◆ Objective ◆
Count how many lines contain the word "into". Respond with the number alone.

◆ Excerpted records ◆
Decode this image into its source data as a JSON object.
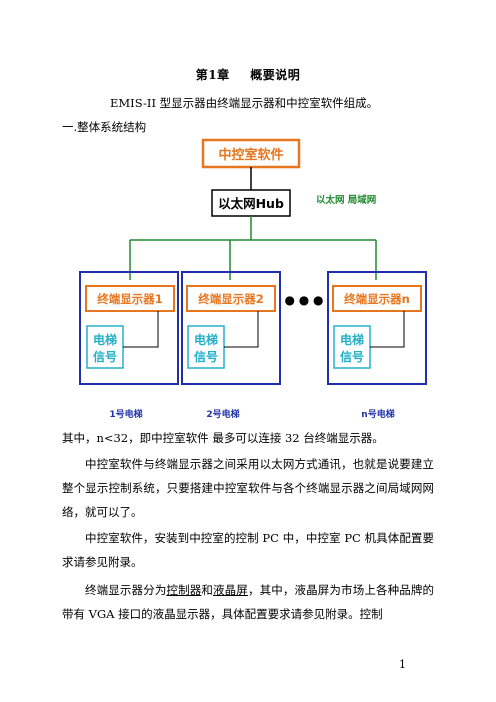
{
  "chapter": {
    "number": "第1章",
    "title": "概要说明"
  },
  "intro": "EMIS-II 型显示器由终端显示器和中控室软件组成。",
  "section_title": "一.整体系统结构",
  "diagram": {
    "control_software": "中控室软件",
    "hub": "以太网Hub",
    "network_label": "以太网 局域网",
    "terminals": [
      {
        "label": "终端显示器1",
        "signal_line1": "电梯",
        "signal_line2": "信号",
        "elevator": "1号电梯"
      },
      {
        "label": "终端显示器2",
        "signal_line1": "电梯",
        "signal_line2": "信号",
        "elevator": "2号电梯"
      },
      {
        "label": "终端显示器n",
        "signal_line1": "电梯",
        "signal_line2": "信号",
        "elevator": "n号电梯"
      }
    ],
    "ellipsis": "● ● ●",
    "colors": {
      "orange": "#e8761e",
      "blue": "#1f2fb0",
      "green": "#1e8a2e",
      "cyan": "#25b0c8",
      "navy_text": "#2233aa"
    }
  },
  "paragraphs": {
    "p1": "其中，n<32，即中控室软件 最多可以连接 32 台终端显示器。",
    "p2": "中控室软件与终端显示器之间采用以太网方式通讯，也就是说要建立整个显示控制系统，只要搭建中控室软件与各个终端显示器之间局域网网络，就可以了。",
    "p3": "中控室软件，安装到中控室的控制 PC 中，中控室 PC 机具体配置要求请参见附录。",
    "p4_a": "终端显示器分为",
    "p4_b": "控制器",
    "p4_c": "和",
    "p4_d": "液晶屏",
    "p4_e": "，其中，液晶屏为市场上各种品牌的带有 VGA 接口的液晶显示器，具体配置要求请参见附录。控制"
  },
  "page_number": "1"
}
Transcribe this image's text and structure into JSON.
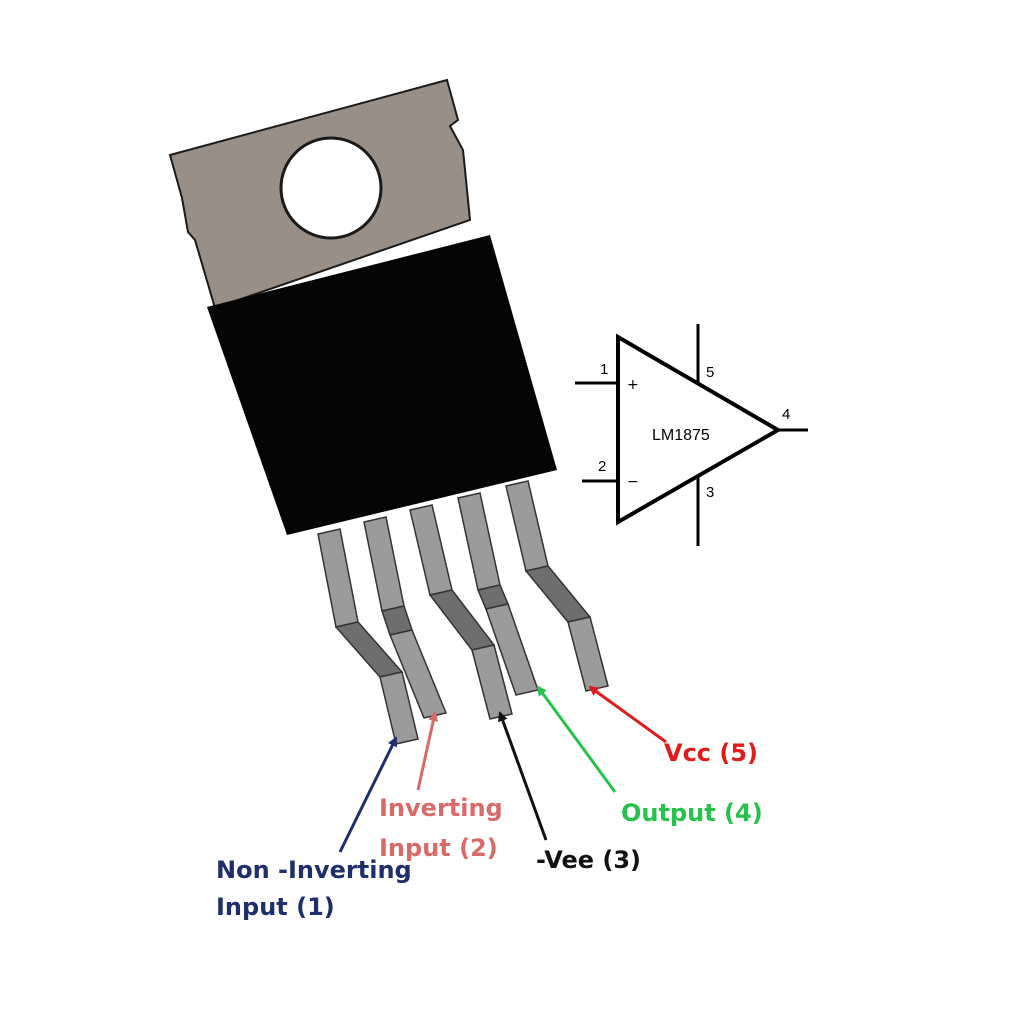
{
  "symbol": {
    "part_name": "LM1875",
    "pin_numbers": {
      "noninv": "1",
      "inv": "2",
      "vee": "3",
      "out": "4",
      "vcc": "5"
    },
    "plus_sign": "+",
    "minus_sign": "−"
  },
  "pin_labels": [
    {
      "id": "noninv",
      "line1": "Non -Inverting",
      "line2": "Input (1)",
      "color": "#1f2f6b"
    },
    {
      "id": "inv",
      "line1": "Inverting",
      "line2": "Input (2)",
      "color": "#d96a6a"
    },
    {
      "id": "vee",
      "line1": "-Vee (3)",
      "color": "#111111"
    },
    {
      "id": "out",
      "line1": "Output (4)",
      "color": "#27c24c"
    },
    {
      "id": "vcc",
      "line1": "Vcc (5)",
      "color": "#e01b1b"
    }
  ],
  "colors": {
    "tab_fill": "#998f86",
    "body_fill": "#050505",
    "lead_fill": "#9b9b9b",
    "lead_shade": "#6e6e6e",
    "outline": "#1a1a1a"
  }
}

◆ Response for this exercise ◆
2